WHAT TO PRODUCE - Return all of the entries exactly as written.

[SUPPLIED DATA start]

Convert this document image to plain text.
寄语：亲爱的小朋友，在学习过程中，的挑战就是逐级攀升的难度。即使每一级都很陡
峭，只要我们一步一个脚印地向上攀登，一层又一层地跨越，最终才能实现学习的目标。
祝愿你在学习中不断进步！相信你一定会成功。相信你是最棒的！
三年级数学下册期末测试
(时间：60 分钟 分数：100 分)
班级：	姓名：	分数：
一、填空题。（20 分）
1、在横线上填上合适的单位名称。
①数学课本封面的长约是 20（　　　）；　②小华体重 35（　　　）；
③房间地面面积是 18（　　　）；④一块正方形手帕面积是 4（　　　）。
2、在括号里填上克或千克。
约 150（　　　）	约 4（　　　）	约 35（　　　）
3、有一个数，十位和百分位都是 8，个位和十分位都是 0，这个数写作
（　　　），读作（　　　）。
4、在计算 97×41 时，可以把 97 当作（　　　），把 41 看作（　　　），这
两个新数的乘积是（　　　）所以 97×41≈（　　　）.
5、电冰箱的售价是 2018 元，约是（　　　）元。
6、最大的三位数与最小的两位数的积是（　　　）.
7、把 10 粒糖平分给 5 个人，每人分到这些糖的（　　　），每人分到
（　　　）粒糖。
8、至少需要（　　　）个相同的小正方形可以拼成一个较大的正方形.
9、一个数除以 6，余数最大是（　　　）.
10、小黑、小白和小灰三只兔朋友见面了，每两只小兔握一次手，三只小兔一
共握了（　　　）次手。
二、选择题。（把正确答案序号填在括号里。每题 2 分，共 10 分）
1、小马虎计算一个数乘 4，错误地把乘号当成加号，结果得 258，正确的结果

[SUPPLIED DATA end]

COMPLETE ANSWER -
Convert this document image to plain text.
寄语：亲爱的小朋友，在学习过程中，的挑战就是逐级攀升的难度。即使每一级都很陡
峭，只要我们一步一个脚印地向上攀登，一层又一层地跨越，最终才能实现学习的目标。
祝愿你在学习中不断进步！相信你一定会成功。相信你是最棒的！
三年级数学下册期末测试
(时间：60 分钟 分数：100 分)
班级：	姓名：	分数：
一、填空题。（20 分）
1、在横线上填上合适的单位名称。
①数学课本封面的长约是 20（　　　）；　②小华体重 35（　　　）；
③房间地面面积是 18（　　　）；④一块正方形手帕面积是 4（　　　）。
2、在括号里填上克或千克。
约 150（　　　）	约 4（　　　）	约 35（　　　）
3、有一个数，十位和百分位都是 8，个位和十分位都是 0，这个数写作
（　　　），读作（　　　）。
4、在计算 97×41 时，可以把 97 当作（　　　），把 41 看作（　　　），这
两个新数的乘积是（　　　）所以 97×41≈（　　　）.
5、电冰箱的售价是 2018 元，约是（　　　）元。
6、最大的三位数与最小的两位数的积是（　　　）.
7、把 10 粒糖平分给 5 个人，每人分到这些糖的（　　　），每人分到
（　　　）粒糖。
8、至少需要（　　　）个相同的小正方形可以拼成一个较大的正方形.
9、一个数除以 6，余数最大是（　　　）.
10、小黑、小白和小灰三只兔朋友见面了，每两只小兔握一次手，三只小兔一
共握了（　　　）次手。
二、选择题。（把正确答案序号填在括号里。每题 2 分，共 10 分）
1、小马虎计算一个数乘 4，错误地把乘号当成加号，结果得 258，正确的结果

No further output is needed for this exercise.